* **SHORT TASK**:
Copy each line of the data below exactly, leaving out pictures.

* **DATA FOR THIS EXERCISE**:
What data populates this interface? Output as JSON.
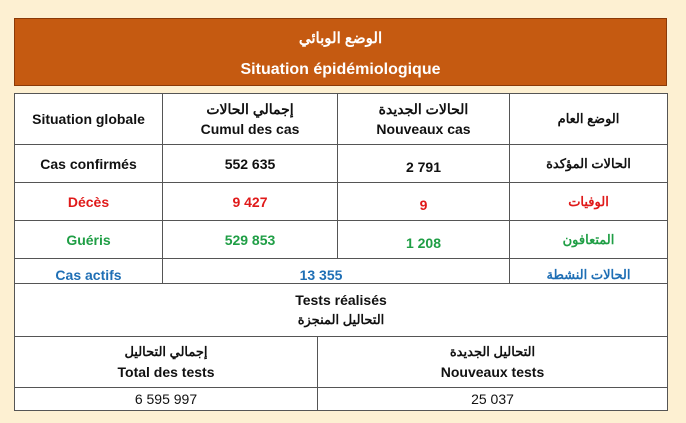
{
  "banner": {
    "title_ar": "الوضع الوبائي",
    "title_fr": "Situation épidémiologique"
  },
  "situation": {
    "headers": {
      "global_fr": "Situation globale",
      "cumul_ar": "إجمالي الحالات",
      "cumul_fr": "Cumul des cas",
      "new_ar": "الحالات الجديدة",
      "new_fr": "Nouveaux cas",
      "global_ar": "الوضع العام"
    },
    "rows": [
      {
        "label_fr": "Cas confirmés",
        "cumul": "552 635",
        "new": "2 791",
        "label_ar": "الحالات المؤكدة",
        "color": "#111111"
      },
      {
        "label_fr": "Décès",
        "cumul": "9 427",
        "new": "9",
        "label_ar": "الوفيات",
        "color": "#e01a1a"
      },
      {
        "label_fr": "Guéris",
        "cumul": "529 853",
        "new": "1 208",
        "label_ar": "المتعافون",
        "color": "#1f9e45"
      }
    ],
    "active": {
      "label_fr": "Cas actifs",
      "value": "13 355",
      "label_ar": "الحالات النشطة",
      "color": "#1f6fb5"
    }
  },
  "tests": {
    "title_fr": "Tests réalisés",
    "title_ar": "التحاليل المنجزة",
    "total_ar": "إجمالي التحاليل",
    "total_fr": "Total des tests",
    "new_ar": "التحاليل الجديدة",
    "new_fr": "Nouveaux tests",
    "total_value": "6 595 997",
    "new_value": "25 037"
  }
}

* **FINAL RESULT**:
What data populates this interface? Output as JSON.
{
  "banner": {
    "title_ar": "الوضع الوبائي",
    "title_fr": "Situation épidémiologique"
  },
  "situation": {
    "headers": {
      "global_fr": "Situation globale",
      "cumul_ar": "إجمالي الحالات",
      "cumul_fr": "Cumul des cas",
      "new_ar": "الحالات الجديدة",
      "new_fr": "Nouveaux cas",
      "global_ar": "الوضع العام"
    },
    "rows": [
      {
        "label_fr": "Cas confirmés",
        "cumul": "552 635",
        "new": "2 791",
        "label_ar": "الحالات المؤكدة",
        "color": "#111111"
      },
      {
        "label_fr": "Décès",
        "cumul": "9 427",
        "new": "9",
        "label_ar": "الوفيات",
        "color": "#e01a1a"
      },
      {
        "label_fr": "Guéris",
        "cumul": "529 853",
        "new": "1 208",
        "label_ar": "المتعافون",
        "color": "#1f9e45"
      }
    ],
    "active": {
      "label_fr": "Cas actifs",
      "value": "13 355",
      "label_ar": "الحالات النشطة",
      "color": "#1f6fb5"
    }
  },
  "tests": {
    "title_fr": "Tests réalisés",
    "title_ar": "التحاليل المنجزة",
    "total_ar": "إجمالي التحاليل",
    "total_fr": "Total des tests",
    "new_ar": "التحاليل الجديدة",
    "new_fr": "Nouveaux tests",
    "total_value": "6 595 997",
    "new_value": "25 037"
  }
}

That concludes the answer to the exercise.